* [Materials provided]:

====

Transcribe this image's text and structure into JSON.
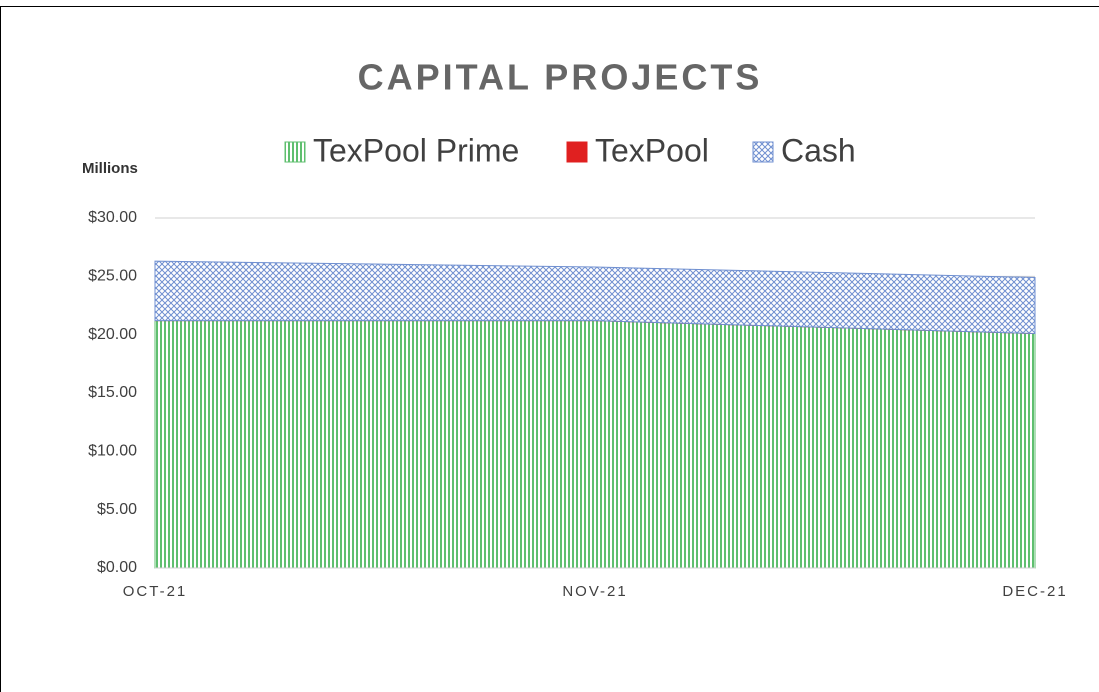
{
  "chart_data": {
    "type": "stacked_area",
    "title": "CAPITAL PROJECTS",
    "y_axis_label": "Millions",
    "categories": [
      "OCT-21",
      "NOV-21",
      "DEC-21"
    ],
    "series": [
      {
        "name": "TexPool Prime",
        "color": "#5fbf6f",
        "values": [
          21.2,
          21.2,
          20.1
        ]
      },
      {
        "name": "TexPool",
        "color": "#e02020",
        "values": [
          0,
          0,
          0
        ]
      },
      {
        "name": "Cash",
        "color": "#6f8fd0",
        "values": [
          5.1,
          4.6,
          4.8
        ]
      }
    ],
    "ylim": [
      0,
      30
    ],
    "yticks": [
      {
        "value": 0,
        "label": "$0.00"
      },
      {
        "value": 5,
        "label": "$5.00"
      },
      {
        "value": 10,
        "label": "$10.00"
      },
      {
        "value": 15,
        "label": "$15.00"
      },
      {
        "value": 20,
        "label": "$20.00"
      },
      {
        "value": 25,
        "label": "$25.00"
      },
      {
        "value": 30,
        "label": "$30.00"
      }
    ],
    "grid": true,
    "legend": "top"
  }
}
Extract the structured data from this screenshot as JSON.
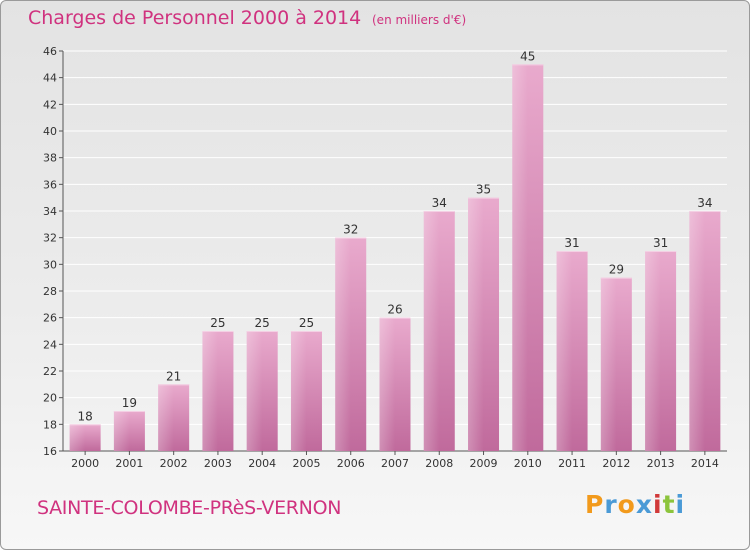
{
  "header": {
    "title": "Charges de Personnel 2000 à 2014",
    "unit": "(en milliers d'€)"
  },
  "footer": {
    "commune": "SAINTE-COLOMBE-PRèS-VERNON",
    "logo_text": "Proxiti",
    "logo_letters": [
      "P",
      "r",
      "o",
      "x",
      "i",
      "t",
      "i"
    ],
    "logo_colors": [
      "#f29a1c",
      "#4a9ad6",
      "#f29a1c",
      "#4a9ad6",
      "#d13a3a",
      "#8cc43c",
      "#4a9ad6"
    ]
  },
  "chart_data": {
    "type": "bar",
    "title": "Charges de Personnel 2000 à 2014",
    "subtitle": "(en milliers d'€)",
    "xlabel": "",
    "ylabel": "",
    "categories": [
      "2000",
      "2001",
      "2002",
      "2003",
      "2004",
      "2005",
      "2006",
      "2007",
      "2008",
      "2009",
      "2010",
      "2011",
      "2012",
      "2013",
      "2014"
    ],
    "values": [
      18,
      19,
      21,
      25,
      25,
      25,
      32,
      26,
      34,
      35,
      45,
      31,
      29,
      31,
      34
    ],
    "ylim": [
      16,
      46
    ],
    "yticks": [
      16,
      18,
      20,
      22,
      24,
      26,
      28,
      30,
      32,
      34,
      36,
      38,
      40,
      42,
      44,
      46
    ],
    "grid": true,
    "bar_color": "#d87db0",
    "bar_color_light": "#ebafd0",
    "bar_color_dark": "#b55e92",
    "text_color": "#d0327f"
  }
}
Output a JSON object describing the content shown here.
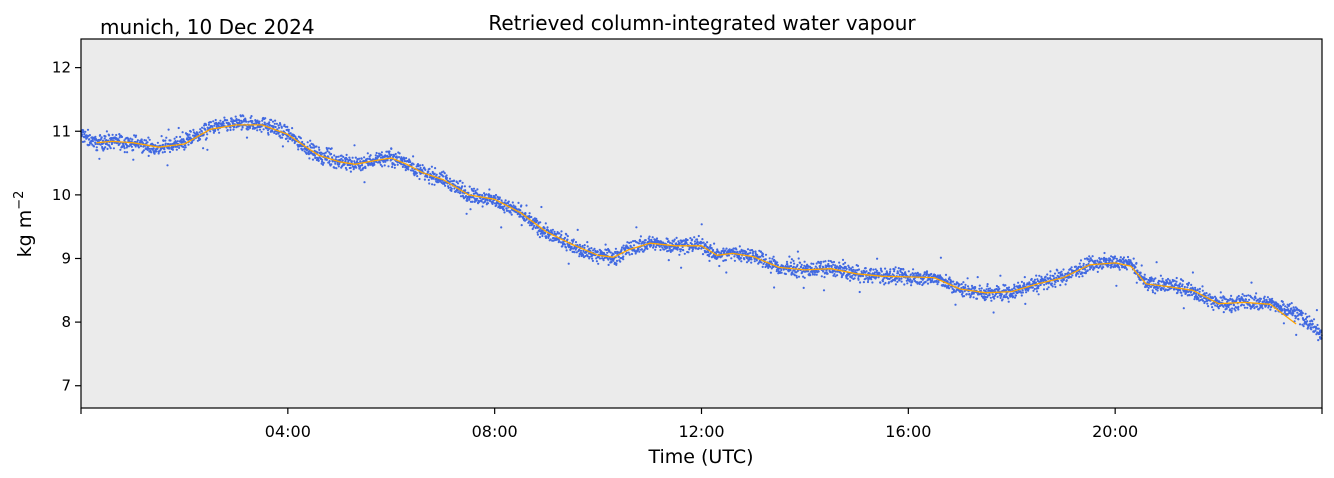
{
  "chart_data": {
    "type": "scatter",
    "title": "Retrieved column-integrated water vapour",
    "location_label": "munich, 10 Dec 2024",
    "xlabel": "Time (UTC)",
    "ylabel": "kg m",
    "ylabel_superscript": "−2",
    "xlim_hours": [
      0,
      24
    ],
    "ylim": [
      6.65,
      12.45
    ],
    "x_ticks": [
      {
        "hour": 4,
        "label": "04:00"
      },
      {
        "hour": 8,
        "label": "08:00"
      },
      {
        "hour": 12,
        "label": "12:00"
      },
      {
        "hour": 16,
        "label": "16:00"
      },
      {
        "hour": 20,
        "label": "20:00"
      }
    ],
    "y_ticks": [
      {
        "value": 7,
        "label": "7"
      },
      {
        "value": 8,
        "label": "8"
      },
      {
        "value": 9,
        "label": "9"
      },
      {
        "value": 10,
        "label": "10"
      },
      {
        "value": 11,
        "label": "11"
      },
      {
        "value": 12,
        "label": "12"
      }
    ],
    "grid": false,
    "plot_background": "#ebebeb",
    "series": [
      {
        "kind": "scatter",
        "color": "#4169e1",
        "x_hours": [
          0.0,
          0.3,
          0.6,
          1.0,
          1.5,
          2.0,
          2.5,
          3.0,
          3.5,
          4.0,
          4.3,
          4.6,
          5.0,
          5.3,
          5.7,
          6.0,
          6.3,
          6.6,
          7.0,
          7.5,
          8.0,
          8.5,
          9.0,
          9.5,
          10.0,
          10.3,
          10.6,
          11.0,
          11.5,
          12.0,
          12.3,
          12.6,
          13.0,
          13.5,
          14.0,
          14.5,
          15.0,
          15.5,
          16.0,
          16.5,
          17.0,
          17.5,
          18.0,
          18.5,
          19.0,
          19.5,
          20.0,
          20.3,
          20.6,
          21.0,
          21.5,
          22.0,
          22.5,
          23.0,
          23.5,
          24.0
        ],
        "values": [
          10.95,
          10.82,
          10.85,
          10.82,
          10.73,
          10.82,
          11.05,
          11.12,
          11.12,
          10.95,
          10.78,
          10.62,
          10.52,
          10.48,
          10.55,
          10.6,
          10.5,
          10.35,
          10.25,
          10.0,
          9.92,
          9.7,
          9.4,
          9.2,
          9.05,
          9.02,
          9.15,
          9.25,
          9.2,
          9.22,
          9.05,
          9.1,
          9.05,
          8.85,
          8.82,
          8.85,
          8.75,
          8.72,
          8.7,
          8.7,
          8.52,
          8.45,
          8.48,
          8.62,
          8.7,
          8.92,
          8.95,
          8.9,
          8.6,
          8.58,
          8.5,
          8.28,
          8.32,
          8.3,
          8.15,
          7.8
        ],
        "spread": 0.11
      },
      {
        "kind": "line",
        "color": "#ffa500",
        "x_hours": [
          0.3,
          0.6,
          1.0,
          1.5,
          2.0,
          2.5,
          3.0,
          3.5,
          4.0,
          4.3,
          4.6,
          5.0,
          5.3,
          5.7,
          6.0,
          6.3,
          6.6,
          7.0,
          7.5,
          8.0,
          8.5,
          9.0,
          9.5,
          10.0,
          10.3,
          10.6,
          11.0,
          11.5,
          12.0,
          12.3,
          12.6,
          13.0,
          13.5,
          14.0,
          14.5,
          15.0,
          15.5,
          16.0,
          16.5,
          17.0,
          17.5,
          18.0,
          18.5,
          19.0,
          19.5,
          20.0,
          20.3,
          20.6,
          21.0,
          21.5,
          22.0,
          22.5,
          23.0,
          23.5
        ],
        "values": [
          10.82,
          10.84,
          10.82,
          10.75,
          10.8,
          11.03,
          11.1,
          11.1,
          10.95,
          10.78,
          10.62,
          10.52,
          10.48,
          10.54,
          10.58,
          10.48,
          10.35,
          10.24,
          10.0,
          9.93,
          9.72,
          9.42,
          9.22,
          9.05,
          9.02,
          9.14,
          9.24,
          9.2,
          9.2,
          9.05,
          9.08,
          9.03,
          8.86,
          8.82,
          8.84,
          8.76,
          8.72,
          8.71,
          8.7,
          8.52,
          8.46,
          8.48,
          8.6,
          8.7,
          8.9,
          8.93,
          8.88,
          8.6,
          8.56,
          8.5,
          8.29,
          8.31,
          8.28,
          7.97
        ]
      }
    ]
  }
}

====

* [Exercise details]: Transcribe the records above exactly, omitting every picture they contain.

* [Solution to the exercise]:
Transcribe this image's text and structure into JSON.
{
  "chart_data": {
    "type": "stacked_area",
    "title": "CAPITAL PROJECTS",
    "y_axis_label": "Millions",
    "categories": [
      "OCT-21",
      "NOV-21",
      "DEC-21"
    ],
    "series": [
      {
        "name": "TexPool Prime",
        "color": "#5fbf6f",
        "values": [
          21.2,
          21.2,
          20.1
        ]
      },
      {
        "name": "TexPool",
        "color": "#e02020",
        "values": [
          0,
          0,
          0
        ]
      },
      {
        "name": "Cash",
        "color": "#6f8fd0",
        "values": [
          5.1,
          4.6,
          4.8
        ]
      }
    ],
    "ylim": [
      0,
      30
    ],
    "yticks": [
      {
        "value": 0,
        "label": "$0.00"
      },
      {
        "value": 5,
        "label": "$5.00"
      },
      {
        "value": 10,
        "label": "$10.00"
      },
      {
        "value": 15,
        "label": "$15.00"
      },
      {
        "value": 20,
        "label": "$20.00"
      },
      {
        "value": 25,
        "label": "$25.00"
      },
      {
        "value": 30,
        "label": "$30.00"
      }
    ],
    "grid": true,
    "legend": "top"
  }
}
Extract the structured data from this screenshot as JSON.
{
  "header": {
    "title": "Charges de Personnel 2000 à 2014",
    "unit": "(en milliers d'€)"
  },
  "footer": {
    "commune": "SAINTE-COLOMBE-PRèS-VERNON",
    "logo_text": "Proxiti",
    "logo_letters": [
      "P",
      "r",
      "o",
      "x",
      "i",
      "t",
      "i"
    ],
    "logo_colors": [
      "#f29a1c",
      "#4a9ad6",
      "#f29a1c",
      "#4a9ad6",
      "#d13a3a",
      "#8cc43c",
      "#4a9ad6"
    ]
  },
  "chart_data": {
    "type": "bar",
    "title": "Charges de Personnel 2000 à 2014",
    "subtitle": "(en milliers d'€)",
    "xlabel": "",
    "ylabel": "",
    "categories": [
      "2000",
      "2001",
      "2002",
      "2003",
      "2004",
      "2005",
      "2006",
      "2007",
      "2008",
      "2009",
      "2010",
      "2011",
      "2012",
      "2013",
      "2014"
    ],
    "values": [
      18,
      19,
      21,
      25,
      25,
      25,
      32,
      26,
      34,
      35,
      45,
      31,
      29,
      31,
      34
    ],
    "ylim": [
      16,
      46
    ],
    "yticks": [
      16,
      18,
      20,
      22,
      24,
      26,
      28,
      30,
      32,
      34,
      36,
      38,
      40,
      42,
      44,
      46
    ],
    "grid": true,
    "bar_color": "#d87db0",
    "bar_color_light": "#ebafd0",
    "bar_color_dark": "#b55e92",
    "text_color": "#d0327f"
  }
}
Output a JSON object describing the content shown here.
{
  "chart_data": {
    "type": "scatter",
    "title": "Retrieved column-integrated water vapour",
    "location_label": "munich, 10 Dec 2024",
    "xlabel": "Time (UTC)",
    "ylabel": "kg m",
    "ylabel_superscript": "−2",
    "xlim_hours": [
      0,
      24
    ],
    "ylim": [
      6.65,
      12.45
    ],
    "x_ticks": [
      {
        "hour": 4,
        "label": "04:00"
      },
      {
        "hour": 8,
        "label": "08:00"
      },
      {
        "hour": 12,
        "label": "12:00"
      },
      {
        "hour": 16,
        "label": "16:00"
      },
      {
        "hour": 20,
        "label": "20:00"
      }
    ],
    "y_ticks": [
      {
        "value": 7,
        "label": "7"
      },
      {
        "value": 8,
        "label": "8"
      },
      {
        "value": 9,
        "label": "9"
      },
      {
        "value": 10,
        "label": "10"
      },
      {
        "value": 11,
        "label": "11"
      },
      {
        "value": 12,
        "label": "12"
      }
    ],
    "grid": false,
    "plot_background": "#ebebeb",
    "series": [
      {
        "kind": "scatter",
        "color": "#4169e1",
        "x_hours": [
          0.0,
          0.3,
          0.6,
          1.0,
          1.5,
          2.0,
          2.5,
          3.0,
          3.5,
          4.0,
          4.3,
          4.6,
          5.0,
          5.3,
          5.7,
          6.0,
          6.3,
          6.6,
          7.0,
          7.5,
          8.0,
          8.5,
          9.0,
          9.5,
          10.0,
          10.3,
          10.6,
          11.0,
          11.5,
          12.0,
          12.3,
          12.6,
          13.0,
          13.5,
          14.0,
          14.5,
          15.0,
          15.5,
          16.0,
          16.5,
          17.0,
          17.5,
          18.0,
          18.5,
          19.0,
          19.5,
          20.0,
          20.3,
          20.6,
          21.0,
          21.5,
          22.0,
          22.5,
          23.0,
          23.5,
          24.0
        ],
        "values": [
          10.95,
          10.82,
          10.85,
          10.82,
          10.73,
          10.82,
          11.05,
          11.12,
          11.12,
          10.95,
          10.78,
          10.62,
          10.52,
          10.48,
          10.55,
          10.6,
          10.5,
          10.35,
          10.25,
          10.0,
          9.92,
          9.7,
          9.4,
          9.2,
          9.05,
          9.02,
          9.15,
          9.25,
          9.2,
          9.22,
          9.05,
          9.1,
          9.05,
          8.85,
          8.82,
          8.85,
          8.75,
          8.72,
          8.7,
          8.7,
          8.52,
          8.45,
          8.48,
          8.62,
          8.7,
          8.92,
          8.95,
          8.9,
          8.6,
          8.58,
          8.5,
          8.28,
          8.32,
          8.3,
          8.15,
          7.8
        ],
        "spread": 0.11
      },
      {
        "kind": "line",
        "color": "#ffa500",
        "x_hours": [
          0.3,
          0.6,
          1.0,
          1.5,
          2.0,
          2.5,
          3.0,
          3.5,
          4.0,
          4.3,
          4.6,
          5.0,
          5.3,
          5.7,
          6.0,
          6.3,
          6.6,
          7.0,
          7.5,
          8.0,
          8.5,
          9.0,
          9.5,
          10.0,
          10.3,
          10.6,
          11.0,
          11.5,
          12.0,
          12.3,
          12.6,
          13.0,
          13.5,
          14.0,
          14.5,
          15.0,
          15.5,
          16.0,
          16.5,
          17.0,
          17.5,
          18.0,
          18.5,
          19.0,
          19.5,
          20.0,
          20.3,
          20.6,
          21.0,
          21.5,
          22.0,
          22.5,
          23.0,
          23.5
        ],
        "values": [
          10.82,
          10.84,
          10.82,
          10.75,
          10.8,
          11.03,
          11.1,
          11.1,
          10.95,
          10.78,
          10.62,
          10.52,
          10.48,
          10.54,
          10.58,
          10.48,
          10.35,
          10.24,
          10.0,
          9.93,
          9.72,
          9.42,
          9.22,
          9.05,
          9.02,
          9.14,
          9.24,
          9.2,
          9.2,
          9.05,
          9.08,
          9.03,
          8.86,
          8.82,
          8.84,
          8.76,
          8.72,
          8.71,
          8.7,
          8.52,
          8.46,
          8.48,
          8.6,
          8.7,
          8.9,
          8.93,
          8.88,
          8.6,
          8.56,
          8.5,
          8.29,
          8.31,
          8.28,
          7.97
        ]
      }
    ]
  }
}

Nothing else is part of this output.